--- start of The input ---

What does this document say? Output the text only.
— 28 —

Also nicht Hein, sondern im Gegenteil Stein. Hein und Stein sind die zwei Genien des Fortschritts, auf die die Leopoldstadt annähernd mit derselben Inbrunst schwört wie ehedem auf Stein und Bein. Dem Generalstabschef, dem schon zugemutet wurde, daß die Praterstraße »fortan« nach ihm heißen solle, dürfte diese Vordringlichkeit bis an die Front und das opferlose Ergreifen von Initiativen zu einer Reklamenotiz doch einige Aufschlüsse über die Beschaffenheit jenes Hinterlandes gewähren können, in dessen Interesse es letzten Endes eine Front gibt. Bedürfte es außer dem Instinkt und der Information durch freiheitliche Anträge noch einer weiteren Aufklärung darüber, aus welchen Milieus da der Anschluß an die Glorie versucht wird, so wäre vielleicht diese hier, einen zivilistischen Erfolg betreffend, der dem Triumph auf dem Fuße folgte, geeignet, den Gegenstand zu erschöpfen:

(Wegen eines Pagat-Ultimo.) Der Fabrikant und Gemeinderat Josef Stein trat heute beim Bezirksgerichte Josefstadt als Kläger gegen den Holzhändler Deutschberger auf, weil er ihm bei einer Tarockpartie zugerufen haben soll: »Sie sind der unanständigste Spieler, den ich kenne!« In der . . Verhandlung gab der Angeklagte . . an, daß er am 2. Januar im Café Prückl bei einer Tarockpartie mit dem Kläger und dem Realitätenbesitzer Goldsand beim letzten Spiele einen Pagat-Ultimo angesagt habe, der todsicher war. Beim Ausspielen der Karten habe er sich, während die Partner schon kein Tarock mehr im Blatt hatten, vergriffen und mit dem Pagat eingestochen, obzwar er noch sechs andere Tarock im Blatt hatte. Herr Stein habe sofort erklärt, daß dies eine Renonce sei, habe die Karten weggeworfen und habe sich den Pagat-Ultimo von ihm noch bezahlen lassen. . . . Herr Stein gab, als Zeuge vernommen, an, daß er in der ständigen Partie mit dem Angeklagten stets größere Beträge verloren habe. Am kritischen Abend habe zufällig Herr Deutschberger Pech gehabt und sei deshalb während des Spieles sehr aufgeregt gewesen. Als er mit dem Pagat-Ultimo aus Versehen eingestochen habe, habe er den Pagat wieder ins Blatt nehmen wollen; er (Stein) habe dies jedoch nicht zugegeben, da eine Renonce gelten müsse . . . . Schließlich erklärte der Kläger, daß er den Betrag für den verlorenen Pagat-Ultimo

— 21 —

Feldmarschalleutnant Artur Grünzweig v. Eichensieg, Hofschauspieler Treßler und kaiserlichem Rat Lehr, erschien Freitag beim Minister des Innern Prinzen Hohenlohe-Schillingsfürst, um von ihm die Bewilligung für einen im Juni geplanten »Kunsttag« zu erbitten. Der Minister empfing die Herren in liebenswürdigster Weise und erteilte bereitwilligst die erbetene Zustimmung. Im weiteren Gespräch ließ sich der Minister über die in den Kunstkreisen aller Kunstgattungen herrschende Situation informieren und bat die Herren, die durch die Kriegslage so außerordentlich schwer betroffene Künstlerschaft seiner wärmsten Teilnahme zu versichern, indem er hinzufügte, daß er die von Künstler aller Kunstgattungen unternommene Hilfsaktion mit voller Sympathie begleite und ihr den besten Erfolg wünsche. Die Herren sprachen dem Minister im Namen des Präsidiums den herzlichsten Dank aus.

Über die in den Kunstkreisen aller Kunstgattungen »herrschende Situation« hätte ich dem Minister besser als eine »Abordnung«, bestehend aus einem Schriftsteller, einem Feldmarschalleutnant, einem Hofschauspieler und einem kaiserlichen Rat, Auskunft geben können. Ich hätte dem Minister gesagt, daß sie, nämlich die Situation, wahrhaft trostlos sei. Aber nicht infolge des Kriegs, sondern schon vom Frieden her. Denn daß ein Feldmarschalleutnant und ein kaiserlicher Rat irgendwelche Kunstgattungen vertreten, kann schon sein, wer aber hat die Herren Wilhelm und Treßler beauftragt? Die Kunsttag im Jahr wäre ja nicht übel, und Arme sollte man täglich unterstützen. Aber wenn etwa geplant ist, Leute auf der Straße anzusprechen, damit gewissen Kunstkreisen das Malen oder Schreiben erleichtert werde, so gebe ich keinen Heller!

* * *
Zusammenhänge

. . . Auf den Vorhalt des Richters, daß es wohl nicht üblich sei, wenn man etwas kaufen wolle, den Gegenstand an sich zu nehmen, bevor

--- end of The input ---

» **Brief**
Copy each line above containing the string "wenn".

» **Reply**
Über die in den Kunstkreisen aller Kunstgattungen »herrschende Situation« hätte ich dem Minister besser als eine »Abordnung«, bestehend aus einem Schriftsteller, einem Feldmarschalleutnant, einem Hofschauspieler und einem kaiserlichen Rat, Auskunft geben können. Ich hätte dem Minister gesagt, daß sie, nämlich die Situation, wahrhaft trostlos sei. Aber nicht infolge des Kriegs, sondern schon vom Frieden her. Denn daß ein Feldmarschalleutnant und ein kaiserlicher Rat irgendwelche Kunstgattungen vertreten, kann schon sein, wer aber hat die Herren Wilhelm und Treßler beauftragt? Die Kunsttag im Jahr wäre ja nicht übel, und Arme sollte man täglich unterstützen. Aber wenn etwa geplant ist, Leute auf der Straße anzusprechen, damit gewissen Kunstkreisen das Malen oder Schreiben erleichtert werde, so gebe ich keinen Heller!
. . . Auf den Vorhalt des Richters, daß es wohl nicht üblich sei, wenn man etwas kaufen wolle, den Gegenstand an sich zu nehmen, bevor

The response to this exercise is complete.